GIVEN TASK:
Skip any picture you find and retype all the remaining lines exactly.

DATA SHOWN:
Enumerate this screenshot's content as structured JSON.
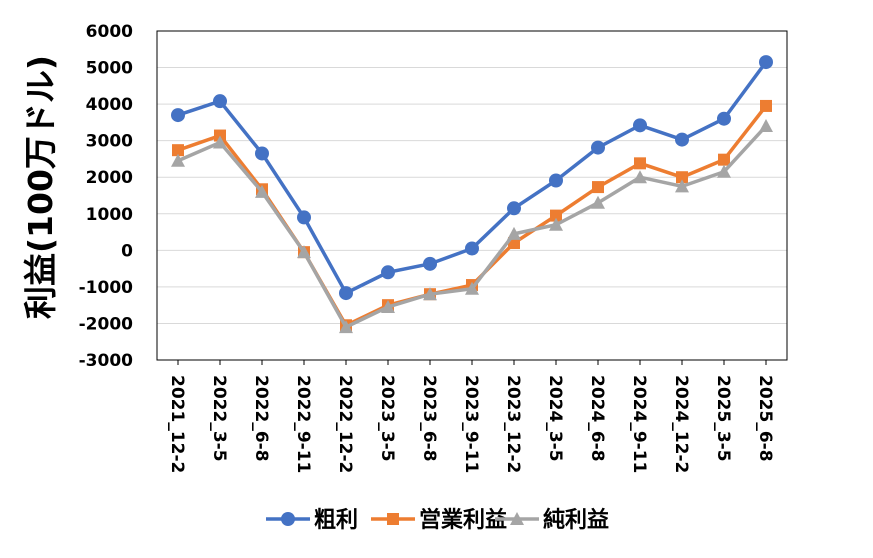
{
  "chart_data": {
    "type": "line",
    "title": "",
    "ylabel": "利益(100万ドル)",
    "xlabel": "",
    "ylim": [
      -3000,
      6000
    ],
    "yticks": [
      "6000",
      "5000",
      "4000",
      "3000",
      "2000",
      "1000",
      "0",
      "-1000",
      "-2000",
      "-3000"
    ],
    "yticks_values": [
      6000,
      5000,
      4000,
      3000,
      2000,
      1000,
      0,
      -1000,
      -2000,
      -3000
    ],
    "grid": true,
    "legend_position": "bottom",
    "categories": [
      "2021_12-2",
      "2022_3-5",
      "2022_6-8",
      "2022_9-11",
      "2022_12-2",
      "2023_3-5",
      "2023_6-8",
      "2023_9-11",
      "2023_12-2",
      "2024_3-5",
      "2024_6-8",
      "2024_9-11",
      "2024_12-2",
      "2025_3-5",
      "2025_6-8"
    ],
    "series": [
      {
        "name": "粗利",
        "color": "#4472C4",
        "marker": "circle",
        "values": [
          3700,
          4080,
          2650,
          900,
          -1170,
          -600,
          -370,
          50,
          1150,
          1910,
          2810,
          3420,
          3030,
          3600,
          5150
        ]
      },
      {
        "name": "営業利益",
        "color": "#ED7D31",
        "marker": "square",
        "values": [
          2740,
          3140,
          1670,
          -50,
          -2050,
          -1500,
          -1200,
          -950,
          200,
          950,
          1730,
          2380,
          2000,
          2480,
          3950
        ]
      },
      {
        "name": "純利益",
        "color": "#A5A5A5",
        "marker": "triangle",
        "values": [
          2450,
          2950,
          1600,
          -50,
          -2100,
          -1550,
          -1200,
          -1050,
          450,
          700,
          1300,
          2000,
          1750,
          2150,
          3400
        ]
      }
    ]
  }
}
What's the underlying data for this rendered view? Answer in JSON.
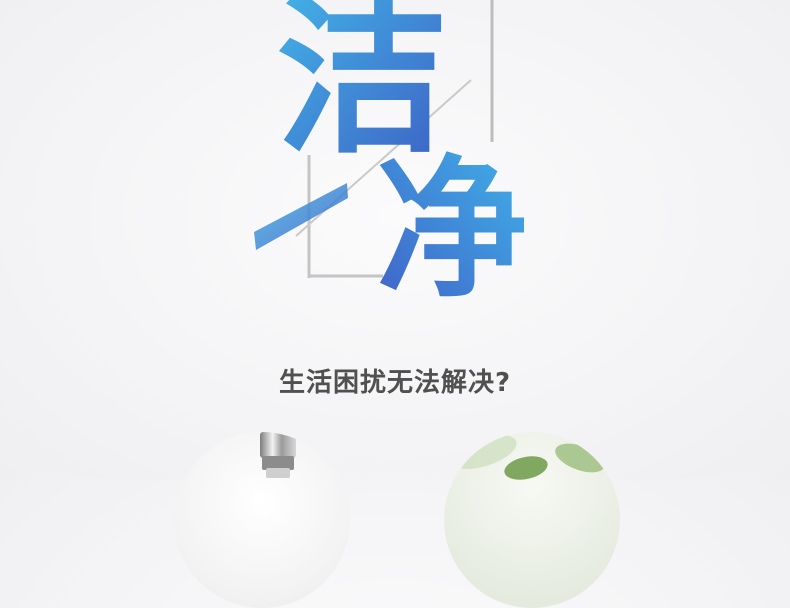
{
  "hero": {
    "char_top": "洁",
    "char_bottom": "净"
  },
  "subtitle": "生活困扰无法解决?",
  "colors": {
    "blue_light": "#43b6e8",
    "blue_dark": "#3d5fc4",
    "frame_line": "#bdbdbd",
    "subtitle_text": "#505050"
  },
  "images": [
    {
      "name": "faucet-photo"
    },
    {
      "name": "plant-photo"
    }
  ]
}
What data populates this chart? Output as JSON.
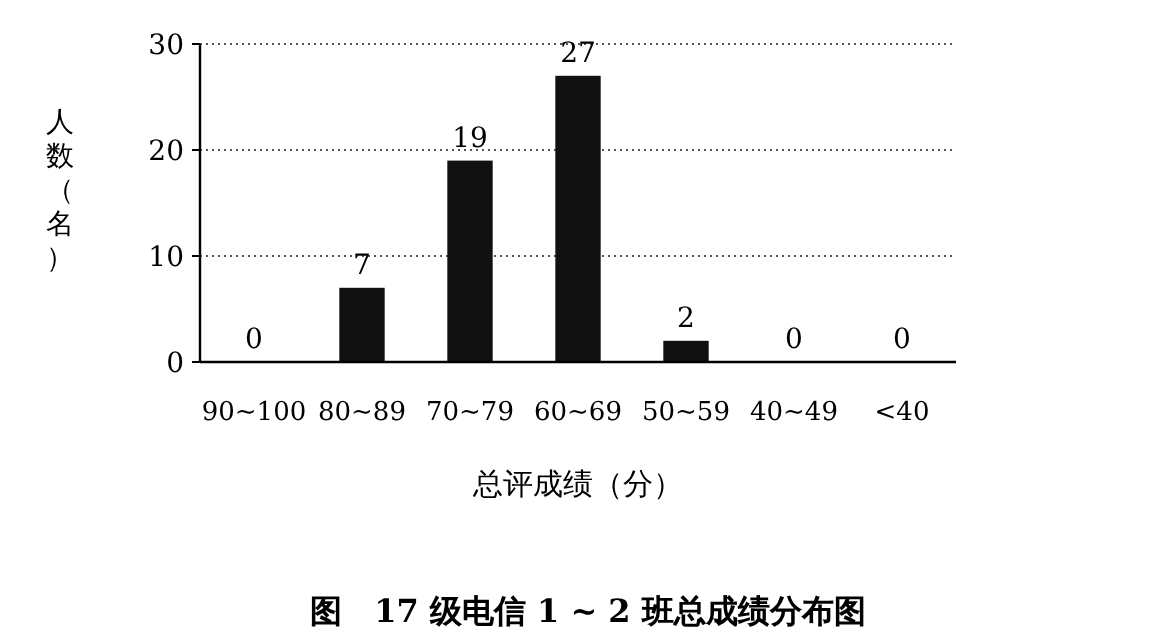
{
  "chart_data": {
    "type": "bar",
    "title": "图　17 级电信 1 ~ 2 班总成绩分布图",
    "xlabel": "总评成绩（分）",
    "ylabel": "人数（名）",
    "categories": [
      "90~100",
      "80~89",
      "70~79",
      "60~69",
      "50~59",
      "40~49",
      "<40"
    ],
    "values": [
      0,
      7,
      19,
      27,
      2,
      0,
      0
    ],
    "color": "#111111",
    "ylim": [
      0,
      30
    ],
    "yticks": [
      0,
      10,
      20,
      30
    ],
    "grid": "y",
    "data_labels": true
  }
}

TASK OUTPUT:
Enumerate this screenshot's content as structured JSON.
{
  "chart_data": {
    "type": "line",
    "title": "",
    "ylabel": "利益(100万ドル)",
    "xlabel": "",
    "ylim": [
      -3000,
      6000
    ],
    "yticks": [
      "6000",
      "5000",
      "4000",
      "3000",
      "2000",
      "1000",
      "0",
      "-1000",
      "-2000",
      "-3000"
    ],
    "yticks_values": [
      6000,
      5000,
      4000,
      3000,
      2000,
      1000,
      0,
      -1000,
      -2000,
      -3000
    ],
    "grid": true,
    "legend_position": "bottom",
    "categories": [
      "2021_12-2",
      "2022_3-5",
      "2022_6-8",
      "2022_9-11",
      "2022_12-2",
      "2023_3-5",
      "2023_6-8",
      "2023_9-11",
      "2023_12-2",
      "2024_3-5",
      "2024_6-8",
      "2024_9-11",
      "2024_12-2",
      "2025_3-5",
      "2025_6-8"
    ],
    "series": [
      {
        "name": "粗利",
        "color": "#4472C4",
        "marker": "circle",
        "values": [
          3700,
          4080,
          2650,
          900,
          -1170,
          -600,
          -370,
          50,
          1150,
          1910,
          2810,
          3420,
          3030,
          3600,
          5150
        ]
      },
      {
        "name": "営業利益",
        "color": "#ED7D31",
        "marker": "square",
        "values": [
          2740,
          3140,
          1670,
          -50,
          -2050,
          -1500,
          -1200,
          -950,
          200,
          950,
          1730,
          2380,
          2000,
          2480,
          3950
        ]
      },
      {
        "name": "純利益",
        "color": "#A5A5A5",
        "marker": "triangle",
        "values": [
          2450,
          2950,
          1600,
          -50,
          -2100,
          -1550,
          -1200,
          -1050,
          450,
          700,
          1300,
          2000,
          1750,
          2150,
          3400
        ]
      }
    ]
  }
}
What's the underlying data for this rendered view? Answer in JSON.
{
  "hero": {
    "char_top": "洁",
    "char_bottom": "净"
  },
  "subtitle": "生活困扰无法解决?",
  "colors": {
    "blue_light": "#43b6e8",
    "blue_dark": "#3d5fc4",
    "frame_line": "#bdbdbd",
    "subtitle_text": "#505050"
  },
  "images": [
    {
      "name": "faucet-photo"
    },
    {
      "name": "plant-photo"
    }
  ]
}
What data populates this chart? Output as JSON.
{
  "chart_data": {
    "type": "bar",
    "title": "图　17 级电信 1 ~ 2 班总成绩分布图",
    "xlabel": "总评成绩（分）",
    "ylabel": "人数（名）",
    "categories": [
      "90~100",
      "80~89",
      "70~79",
      "60~69",
      "50~59",
      "40~49",
      "<40"
    ],
    "values": [
      0,
      7,
      19,
      27,
      2,
      0,
      0
    ],
    "color": "#111111",
    "ylim": [
      0,
      30
    ],
    "yticks": [
      0,
      10,
      20,
      30
    ],
    "grid": "y",
    "data_labels": true
  }
}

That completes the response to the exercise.